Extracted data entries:
======

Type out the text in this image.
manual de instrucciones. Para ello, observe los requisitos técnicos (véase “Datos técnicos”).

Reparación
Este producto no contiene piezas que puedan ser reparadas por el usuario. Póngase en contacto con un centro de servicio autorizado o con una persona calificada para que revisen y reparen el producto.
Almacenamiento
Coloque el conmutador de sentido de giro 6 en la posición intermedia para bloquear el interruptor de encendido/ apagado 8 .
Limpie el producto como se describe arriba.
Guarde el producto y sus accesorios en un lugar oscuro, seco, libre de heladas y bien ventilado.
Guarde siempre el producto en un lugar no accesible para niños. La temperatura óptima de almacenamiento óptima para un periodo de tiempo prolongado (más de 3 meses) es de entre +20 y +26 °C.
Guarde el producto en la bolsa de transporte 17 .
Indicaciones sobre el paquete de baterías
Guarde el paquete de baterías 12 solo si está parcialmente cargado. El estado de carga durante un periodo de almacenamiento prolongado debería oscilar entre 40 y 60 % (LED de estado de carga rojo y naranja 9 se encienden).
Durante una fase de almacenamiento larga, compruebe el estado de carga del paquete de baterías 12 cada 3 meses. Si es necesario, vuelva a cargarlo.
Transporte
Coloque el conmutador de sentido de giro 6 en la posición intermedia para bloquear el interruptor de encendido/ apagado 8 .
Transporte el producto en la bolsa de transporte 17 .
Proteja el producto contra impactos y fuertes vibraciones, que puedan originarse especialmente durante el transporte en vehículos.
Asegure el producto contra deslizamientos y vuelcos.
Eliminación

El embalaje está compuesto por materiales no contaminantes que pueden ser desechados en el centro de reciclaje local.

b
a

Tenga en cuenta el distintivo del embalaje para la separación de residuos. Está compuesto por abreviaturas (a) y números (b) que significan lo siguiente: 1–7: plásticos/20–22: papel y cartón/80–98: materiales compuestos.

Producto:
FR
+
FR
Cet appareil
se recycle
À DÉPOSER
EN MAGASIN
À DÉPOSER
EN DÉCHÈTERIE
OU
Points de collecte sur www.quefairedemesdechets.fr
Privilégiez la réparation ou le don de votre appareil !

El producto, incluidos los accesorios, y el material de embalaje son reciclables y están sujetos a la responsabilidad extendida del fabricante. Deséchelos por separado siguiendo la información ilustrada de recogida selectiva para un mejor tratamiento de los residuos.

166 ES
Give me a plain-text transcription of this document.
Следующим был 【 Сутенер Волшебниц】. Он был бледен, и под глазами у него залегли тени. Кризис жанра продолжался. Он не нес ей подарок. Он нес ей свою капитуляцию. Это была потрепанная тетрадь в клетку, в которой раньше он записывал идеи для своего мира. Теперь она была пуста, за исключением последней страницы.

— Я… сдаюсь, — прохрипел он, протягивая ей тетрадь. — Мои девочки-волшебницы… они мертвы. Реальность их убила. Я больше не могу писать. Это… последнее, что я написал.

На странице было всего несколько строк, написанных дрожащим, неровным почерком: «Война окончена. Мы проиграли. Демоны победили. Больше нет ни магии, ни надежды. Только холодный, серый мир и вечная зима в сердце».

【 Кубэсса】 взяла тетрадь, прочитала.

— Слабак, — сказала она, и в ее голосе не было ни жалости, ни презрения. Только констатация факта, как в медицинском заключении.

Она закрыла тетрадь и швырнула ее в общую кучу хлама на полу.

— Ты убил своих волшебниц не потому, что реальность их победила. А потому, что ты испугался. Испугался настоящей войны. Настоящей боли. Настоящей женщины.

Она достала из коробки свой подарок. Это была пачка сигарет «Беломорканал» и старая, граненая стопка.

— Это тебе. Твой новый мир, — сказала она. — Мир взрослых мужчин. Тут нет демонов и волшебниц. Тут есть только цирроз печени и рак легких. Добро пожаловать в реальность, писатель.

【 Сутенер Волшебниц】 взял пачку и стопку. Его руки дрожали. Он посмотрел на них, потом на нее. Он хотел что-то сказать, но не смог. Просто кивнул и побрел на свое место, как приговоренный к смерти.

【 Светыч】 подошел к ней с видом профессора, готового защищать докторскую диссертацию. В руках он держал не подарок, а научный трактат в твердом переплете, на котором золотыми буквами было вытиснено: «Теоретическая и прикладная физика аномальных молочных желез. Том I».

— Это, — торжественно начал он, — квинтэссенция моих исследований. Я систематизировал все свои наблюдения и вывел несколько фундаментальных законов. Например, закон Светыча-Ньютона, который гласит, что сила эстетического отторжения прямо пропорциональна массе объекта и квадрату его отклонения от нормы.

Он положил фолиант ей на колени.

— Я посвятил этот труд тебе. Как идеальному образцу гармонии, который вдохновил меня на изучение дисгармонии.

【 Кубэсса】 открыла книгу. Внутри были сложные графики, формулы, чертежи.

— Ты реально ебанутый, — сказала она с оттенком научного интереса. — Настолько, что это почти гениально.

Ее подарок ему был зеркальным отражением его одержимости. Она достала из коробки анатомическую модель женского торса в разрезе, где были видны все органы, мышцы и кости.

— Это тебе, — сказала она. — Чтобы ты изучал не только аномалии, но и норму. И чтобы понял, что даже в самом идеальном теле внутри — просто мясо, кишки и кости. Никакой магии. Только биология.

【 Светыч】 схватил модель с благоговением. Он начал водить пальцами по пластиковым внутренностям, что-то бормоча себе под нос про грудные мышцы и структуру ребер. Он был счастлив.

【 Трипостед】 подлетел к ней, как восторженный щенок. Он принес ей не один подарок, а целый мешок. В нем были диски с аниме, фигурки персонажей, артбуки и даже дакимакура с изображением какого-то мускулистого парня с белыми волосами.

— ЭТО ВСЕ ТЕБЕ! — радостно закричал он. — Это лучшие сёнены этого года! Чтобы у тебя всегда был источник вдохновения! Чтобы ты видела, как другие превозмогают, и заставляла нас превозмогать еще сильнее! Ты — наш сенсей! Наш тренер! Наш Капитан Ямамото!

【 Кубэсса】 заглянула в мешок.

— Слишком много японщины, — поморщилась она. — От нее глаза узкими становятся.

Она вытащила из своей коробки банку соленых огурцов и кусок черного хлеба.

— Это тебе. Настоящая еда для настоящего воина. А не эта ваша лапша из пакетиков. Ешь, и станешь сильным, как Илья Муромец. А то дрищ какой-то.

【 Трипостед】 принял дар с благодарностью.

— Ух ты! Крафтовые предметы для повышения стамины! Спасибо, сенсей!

======

Exercise aim
Working from the entries above, return all lines that contain "начал".

Finished answer
— Это, — торжественно начал он, — квинтэссенция моих исследований. Я систематизировал все свои наблюдения и вывел несколько фундаментальных законов. Например, закон Светыча-Ньютона, который гласит, что сила эстетического отторжения прямо пропорциональна массе объекта и квадрату его отклонения от нормы.
【 Светыч】 схватил модель с благоговением. Он начал водить пальцами по пластиковым внутренностям, что-то бормоча себе под нос про грудные мышцы и структуру ребер. Он был счастлив.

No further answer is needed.